(Figure data in JSON)
* Start *
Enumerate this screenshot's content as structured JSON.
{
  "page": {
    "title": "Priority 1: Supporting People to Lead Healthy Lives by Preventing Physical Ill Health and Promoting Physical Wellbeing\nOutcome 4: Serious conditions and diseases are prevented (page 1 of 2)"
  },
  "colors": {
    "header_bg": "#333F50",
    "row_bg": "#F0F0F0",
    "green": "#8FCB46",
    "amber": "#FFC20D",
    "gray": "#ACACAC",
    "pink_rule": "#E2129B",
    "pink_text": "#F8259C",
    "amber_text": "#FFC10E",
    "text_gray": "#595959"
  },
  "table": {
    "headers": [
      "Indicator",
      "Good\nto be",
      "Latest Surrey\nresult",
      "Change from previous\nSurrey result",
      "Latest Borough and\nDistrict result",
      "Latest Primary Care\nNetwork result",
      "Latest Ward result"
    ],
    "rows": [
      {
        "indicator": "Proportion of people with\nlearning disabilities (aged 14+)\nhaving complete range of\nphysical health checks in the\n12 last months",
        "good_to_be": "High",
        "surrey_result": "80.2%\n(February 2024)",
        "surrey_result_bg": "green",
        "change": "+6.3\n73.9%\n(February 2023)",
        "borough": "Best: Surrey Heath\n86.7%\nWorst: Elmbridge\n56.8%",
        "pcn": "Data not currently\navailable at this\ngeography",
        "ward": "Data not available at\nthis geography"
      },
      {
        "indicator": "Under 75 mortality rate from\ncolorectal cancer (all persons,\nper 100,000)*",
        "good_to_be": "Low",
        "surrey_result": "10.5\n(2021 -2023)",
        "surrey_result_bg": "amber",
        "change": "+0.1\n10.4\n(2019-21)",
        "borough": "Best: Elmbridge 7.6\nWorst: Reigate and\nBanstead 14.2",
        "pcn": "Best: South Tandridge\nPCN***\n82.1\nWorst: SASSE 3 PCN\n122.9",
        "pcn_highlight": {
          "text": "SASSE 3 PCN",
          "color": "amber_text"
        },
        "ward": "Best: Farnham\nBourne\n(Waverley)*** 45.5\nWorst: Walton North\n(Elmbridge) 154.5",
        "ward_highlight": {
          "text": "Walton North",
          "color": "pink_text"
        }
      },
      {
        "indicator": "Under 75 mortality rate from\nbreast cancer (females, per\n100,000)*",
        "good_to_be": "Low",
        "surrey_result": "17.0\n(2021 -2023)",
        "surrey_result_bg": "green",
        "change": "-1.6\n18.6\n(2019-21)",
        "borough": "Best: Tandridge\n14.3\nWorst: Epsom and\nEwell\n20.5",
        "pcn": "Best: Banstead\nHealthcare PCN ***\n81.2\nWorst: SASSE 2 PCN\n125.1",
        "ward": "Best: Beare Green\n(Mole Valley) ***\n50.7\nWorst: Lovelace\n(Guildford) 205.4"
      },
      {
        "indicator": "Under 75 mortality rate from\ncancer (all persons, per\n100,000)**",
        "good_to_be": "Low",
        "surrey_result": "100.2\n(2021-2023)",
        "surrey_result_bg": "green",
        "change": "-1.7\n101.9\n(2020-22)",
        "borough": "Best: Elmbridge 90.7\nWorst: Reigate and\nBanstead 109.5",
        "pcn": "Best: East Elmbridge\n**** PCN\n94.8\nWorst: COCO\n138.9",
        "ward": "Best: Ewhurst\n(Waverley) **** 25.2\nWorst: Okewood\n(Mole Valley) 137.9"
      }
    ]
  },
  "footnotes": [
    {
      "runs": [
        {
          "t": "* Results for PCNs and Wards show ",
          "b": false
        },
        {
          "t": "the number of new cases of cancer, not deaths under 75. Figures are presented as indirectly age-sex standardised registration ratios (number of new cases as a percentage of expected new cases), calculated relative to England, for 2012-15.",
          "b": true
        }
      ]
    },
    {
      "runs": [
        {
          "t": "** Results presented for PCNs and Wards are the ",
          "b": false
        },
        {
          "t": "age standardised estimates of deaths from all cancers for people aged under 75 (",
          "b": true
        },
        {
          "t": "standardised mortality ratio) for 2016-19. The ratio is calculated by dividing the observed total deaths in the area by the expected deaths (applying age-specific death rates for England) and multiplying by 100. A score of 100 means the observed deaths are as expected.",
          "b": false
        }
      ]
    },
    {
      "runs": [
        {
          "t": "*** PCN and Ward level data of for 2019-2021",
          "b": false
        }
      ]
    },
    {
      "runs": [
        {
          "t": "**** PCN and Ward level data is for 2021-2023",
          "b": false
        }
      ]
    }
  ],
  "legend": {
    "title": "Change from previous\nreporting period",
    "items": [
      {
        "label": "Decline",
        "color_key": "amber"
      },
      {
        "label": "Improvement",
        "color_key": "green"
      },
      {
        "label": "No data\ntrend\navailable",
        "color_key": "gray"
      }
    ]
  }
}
* End *
Restate each record exactly as written.

Enumerate this screenshot's content as structured JSON.
{
  "page": {
    "title": "Priority 1: Supporting People to Lead Healthy Lives by Preventing Physical Ill Health and Promoting Physical Wellbeing\nOutcome 4: Serious conditions and diseases are prevented (page 1 of 2)"
  },
  "colors": {
    "header_bg": "#333F50",
    "row_bg": "#F0F0F0",
    "green": "#8FCB46",
    "amber": "#FFC20D",
    "gray": "#ACACAC",
    "pink_rule": "#E2129B",
    "pink_text": "#F8259C",
    "amber_text": "#FFC10E",
    "text_gray": "#595959"
  },
  "table": {
    "headers": [
      "Indicator",
      "Good\nto be",
      "Latest Surrey\nresult",
      "Change from previous\nSurrey result",
      "Latest Borough and\nDistrict result",
      "Latest Primary Care\nNetwork result",
      "Latest Ward result"
    ],
    "rows": [
      {
        "indicator": "Proportion of people with\nlearning disabilities (aged 14+)\nhaving complete range of\nphysical health checks in the\n12 last months",
        "good_to_be": "High",
        "surrey_result": "80.2%\n(February 2024)",
        "surrey_result_bg": "green",
        "change": "+6.3\n73.9%\n(February 2023)",
        "borough": "Best: Surrey Heath\n86.7%\nWorst: Elmbridge\n56.8%",
        "pcn": "Data not currently\navailable at this\ngeography",
        "ward": "Data not available at\nthis geography"
      },
      {
        "indicator": "Under 75 mortality rate from\ncolorectal cancer (all persons,\nper 100,000)*",
        "good_to_be": "Low",
        "surrey_result": "10.5\n(2021 -2023)",
        "surrey_result_bg": "amber",
        "change": "+0.1\n10.4\n(2019-21)",
        "borough": "Best: Elmbridge 7.6\nWorst: Reigate and\nBanstead 14.2",
        "pcn": "Best: South Tandridge\nPCN***\n82.1\nWorst: SASSE 3 PCN\n122.9",
        "pcn_highlight": {
          "text": "SASSE 3 PCN",
          "color": "amber_text"
        },
        "ward": "Best: Farnham\nBourne\n(Waverley)*** 45.5\nWorst: Walton North\n(Elmbridge) 154.5",
        "ward_highlight": {
          "text": "Walton North",
          "color": "pink_text"
        }
      },
      {
        "indicator": "Under 75 mortality rate from\nbreast cancer (females, per\n100,000)*",
        "good_to_be": "Low",
        "surrey_result": "17.0\n(2021 -2023)",
        "surrey_result_bg": "green",
        "change": "-1.6\n18.6\n(2019-21)",
        "borough": "Best: Tandridge\n14.3\nWorst: Epsom and\nEwell\n20.5",
        "pcn": "Best: Banstead\nHealthcare PCN ***\n81.2\nWorst: SASSE 2 PCN\n125.1",
        "ward": "Best: Beare Green\n(Mole Valley) ***\n50.7\nWorst: Lovelace\n(Guildford) 205.4"
      },
      {
        "indicator": "Under 75 mortality rate from\ncancer (all persons, per\n100,000)**",
        "good_to_be": "Low",
        "surrey_result": "100.2\n(2021-2023)",
        "surrey_result_bg": "green",
        "change": "-1.7\n101.9\n(2020-22)",
        "borough": "Best: Elmbridge 90.7\nWorst: Reigate and\nBanstead 109.5",
        "pcn": "Best: East Elmbridge\n**** PCN\n94.8\nWorst: COCO\n138.9",
        "ward": "Best: Ewhurst\n(Waverley) **** 25.2\nWorst: Okewood\n(Mole Valley) 137.9"
      }
    ]
  },
  "footnotes": [
    {
      "runs": [
        {
          "t": "* Results for PCNs and Wards show ",
          "b": false
        },
        {
          "t": "the number of new cases of cancer, not deaths under 75. Figures are presented as indirectly age-sex standardised registration ratios (number of new cases as a percentage of expected new cases), calculated relative to England, for 2012-15.",
          "b": true
        }
      ]
    },
    {
      "runs": [
        {
          "t": "** Results presented for PCNs and Wards are the ",
          "b": false
        },
        {
          "t": "age standardised estimates of deaths from all cancers for people aged under 75 (",
          "b": true
        },
        {
          "t": "standardised mortality ratio) for 2016-19. The ratio is calculated by dividing the observed total deaths in the area by the expected deaths (applying age-specific death rates for England) and multiplying by 100. A score of 100 means the observed deaths are as expected.",
          "b": false
        }
      ]
    },
    {
      "runs": [
        {
          "t": "*** PCN and Ward level data of for 2019-2021",
          "b": false
        }
      ]
    },
    {
      "runs": [
        {
          "t": "**** PCN and Ward level data is for 2021-2023",
          "b": false
        }
      ]
    }
  ],
  "legend": {
    "title": "Change from previous\nreporting period",
    "items": [
      {
        "label": "Decline",
        "color_key": "amber"
      },
      {
        "label": "Improvement",
        "color_key": "green"
      },
      {
        "label": "No data\ntrend\navailable",
        "color_key": "gray"
      }
    ]
  }
}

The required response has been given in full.